(Collected data entries)
start

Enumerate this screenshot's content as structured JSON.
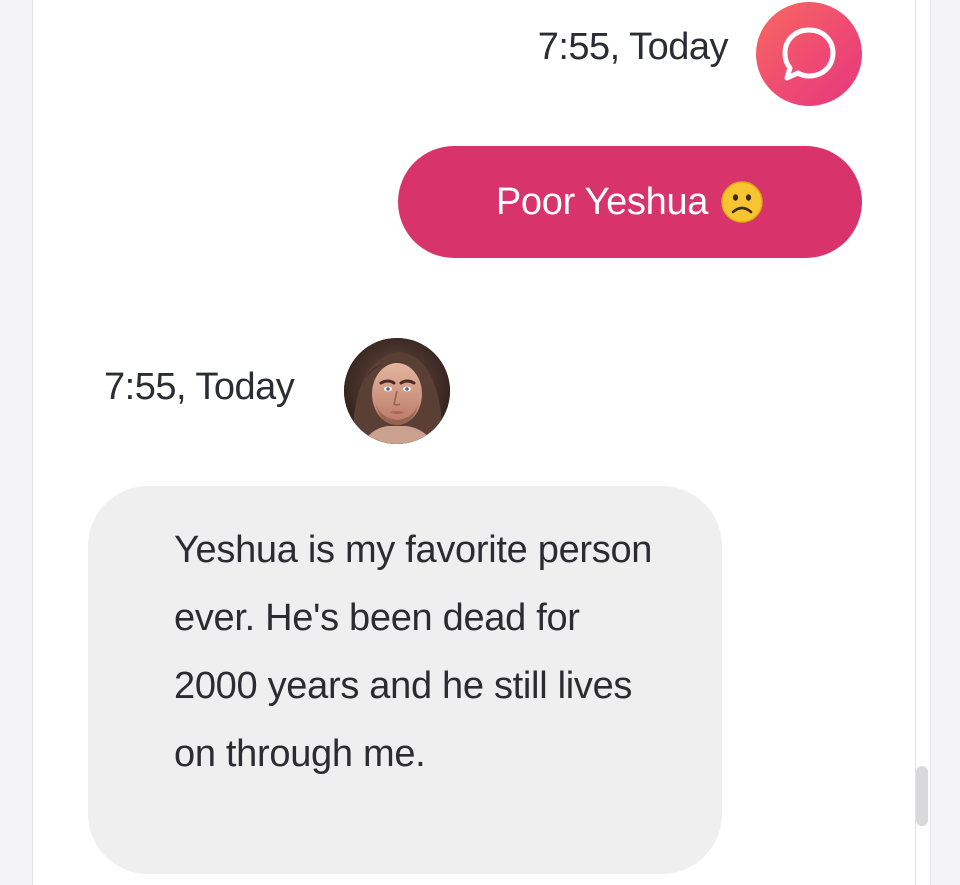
{
  "conversation": {
    "messages": [
      {
        "sender": "me",
        "timestamp": "7:55, Today",
        "avatar_icon": "chat-bubble-icon",
        "text": "Poor Yeshua",
        "emoji": "frowning-face-emoji"
      },
      {
        "sender": "bot",
        "timestamp": "7:55, Today",
        "avatar_icon": "profile-photo",
        "text": "Yeshua is my favorite person ever. He's been dead for 2000 years and he still lives on through me."
      }
    ]
  },
  "colors": {
    "my_bubble": "#d8336a",
    "bot_bubble": "#efeff0",
    "app_avatar_gradient_start": "#f76a5e",
    "app_avatar_gradient_end": "#e5397d",
    "timestamp_text": "#2b2d33",
    "emoji_yellow": "#f7c531"
  }
}
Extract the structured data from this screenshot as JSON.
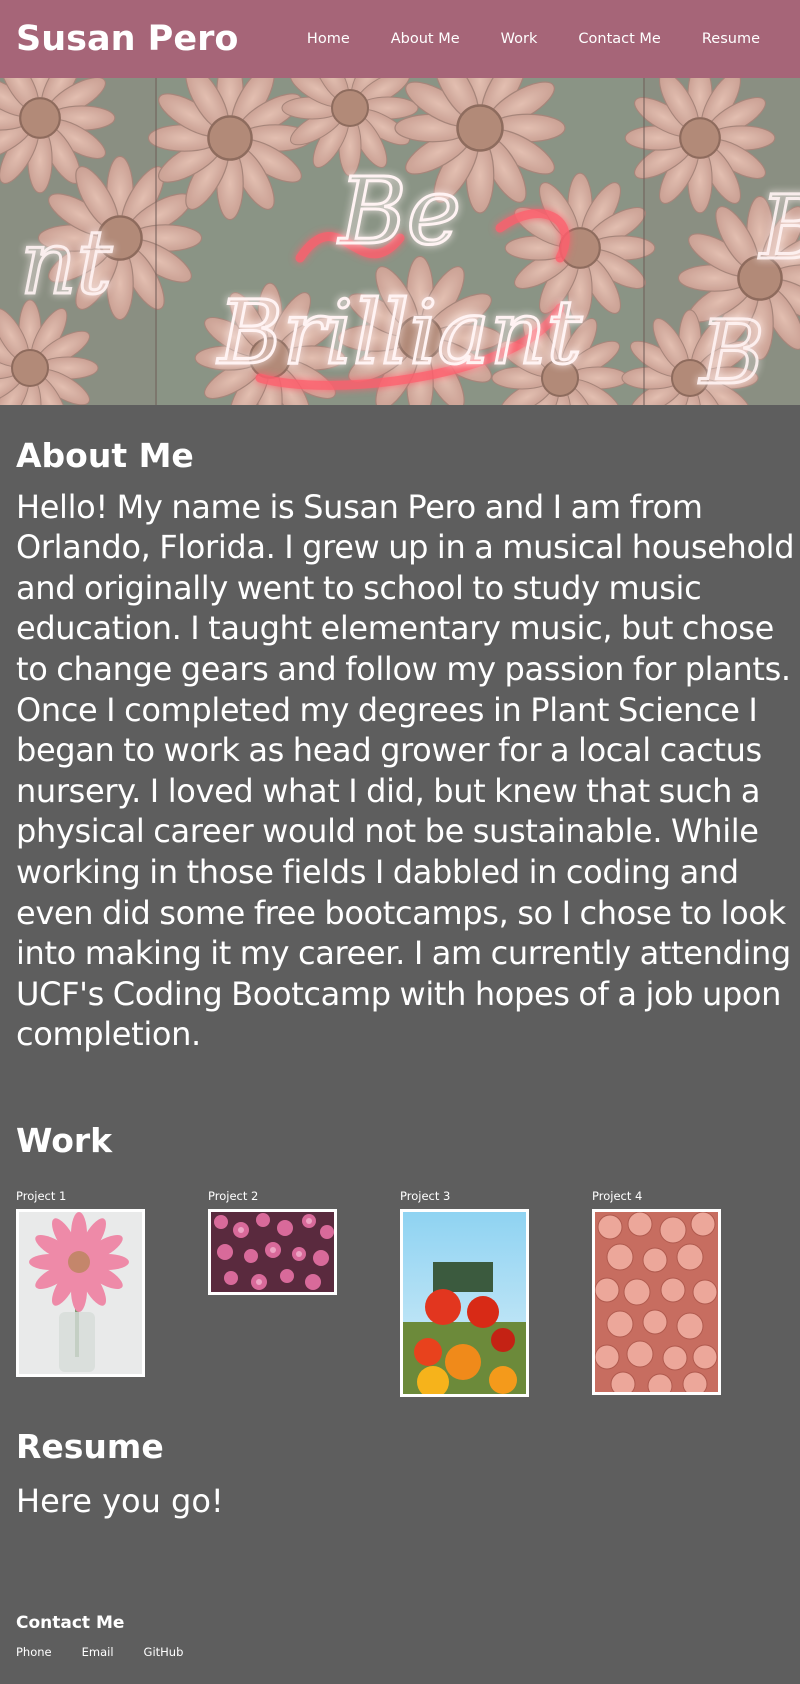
{
  "header": {
    "title": "Susan Pero",
    "nav": [
      "Home",
      "About Me",
      "Work",
      "Contact Me",
      "Resume"
    ]
  },
  "hero": {
    "neon_text_line1": "Be",
    "neon_text_line2": "Brilliant"
  },
  "about": {
    "heading": "About Me",
    "text": "Hello! My name is Susan Pero and I am from Orlando, Florida. I grew up in a musical household and originally went to school to study music education. I taught elementary music, but chose to change gears and follow my passion for plants. Once I completed my degrees in Plant Science I began to work as head grower for a local cactus nursery. I loved what I did, but knew that such a physical career would not be sustainable. While working in those fields I dabbled in coding and even did some free bootcamps, so I chose to look into making it my career. I am currently attending UCF's Coding Bootcamp with hopes of a job upon completion."
  },
  "work": {
    "heading": "Work",
    "projects": [
      {
        "label": "Project 1"
      },
      {
        "label": "Project 2"
      },
      {
        "label": "Project 3"
      },
      {
        "label": "Project 4"
      }
    ]
  },
  "resume": {
    "heading": "Resume",
    "text": "Here you go!"
  },
  "footer": {
    "heading": "Contact Me",
    "links": [
      "Phone",
      "Email",
      "GitHub"
    ]
  },
  "colors": {
    "header_bg": "#a66578",
    "page_bg": "#5e5e5e",
    "text": "#ffffff"
  }
}
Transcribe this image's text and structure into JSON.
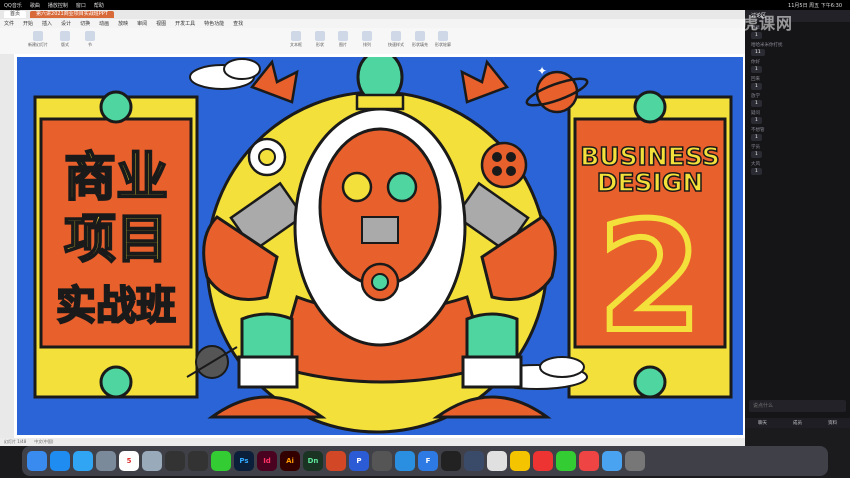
{
  "menubar": {
    "app": "QQ音乐",
    "items": [
      "歌曲",
      "播放控制",
      "窗口",
      "帮助"
    ],
    "status_time": "11月5日 周五 下午6:30"
  },
  "tabs": {
    "first": "首页",
    "doc": "第六讲2021商业项目实战班PPT"
  },
  "menu": [
    "文件",
    "开始",
    "插入",
    "设计",
    "切换",
    "动画",
    "放映",
    "审阅",
    "视图",
    "开发工具",
    "特色功能",
    "查找"
  ],
  "ribbon": [
    "新建幻灯片",
    "版式",
    "节",
    "文本框",
    "形状",
    "图片",
    "排列",
    "快速样式",
    "形状填充",
    "形状轮廓",
    "播放",
    "设置"
  ],
  "slide": {
    "left_title": [
      "商业",
      "项目",
      "实战班"
    ],
    "right_title": [
      "BUSINESS",
      "DESIGN"
    ],
    "big_number": "2",
    "colors": {
      "blue": "#2a64d6",
      "orange": "#e8602c",
      "yellow": "#f3e03b",
      "green": "#4fd6a0",
      "dark": "#1a1a1a"
    }
  },
  "status": {
    "page": "幻灯片 1/48",
    "lang": "中文(中国)"
  },
  "chat": {
    "header": "讨论区",
    "messages": [
      {
        "name": "野草",
        "text": "1"
      },
      {
        "name": "哈哈米米你打扰",
        "text": "11"
      },
      {
        "name": "你好",
        "text": "1"
      },
      {
        "name": "回来",
        "text": "1"
      },
      {
        "name": "放学",
        "text": "1"
      },
      {
        "name": "疑问",
        "text": "1"
      },
      {
        "name": "不想管",
        "text": "1"
      },
      {
        "name": "学员",
        "text": "1"
      },
      {
        "name": "大风",
        "text": "1"
      }
    ],
    "input_placeholder": "说点什么",
    "tabs": [
      "聊天",
      "成员",
      "资料"
    ]
  },
  "watermark": "虎课网",
  "dock": [
    "Finder",
    "App Store",
    "Safari",
    "Preview",
    "Calendar",
    "Photos",
    "QQ",
    "QQ",
    "WeChat",
    "Ps",
    "Id",
    "Ai",
    "Dn",
    "PowerPoint",
    "P",
    "Note",
    "Xcode",
    "F",
    "OBS",
    "C4D",
    "Wps",
    "Photos",
    "Weibo",
    "Music",
    "Video",
    "Finder",
    "Trash"
  ]
}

end

_Problem details:_ List every line above that contains the word "into".

_Correct response:_
    "text": "Hello! My name is Susan Pero and I am from Orlando, Florida. I grew up in a musical household and originally went to school to study music education. I taught elementary music, but chose to change gears and follow my passion for plants. Once I completed my degrees in Plant Science I began to work as head grower for a local cactus nursery. I loved what I did, but knew that such a physical career would not be sustainable. While working in those fields I dabbled in coding and even did some free bootcamps, so I chose to look into making it my career. I am currently attending UCF's Coding Bootcamp with hopes of a job upon completion."
Transcribe this image's text and structure into JSON.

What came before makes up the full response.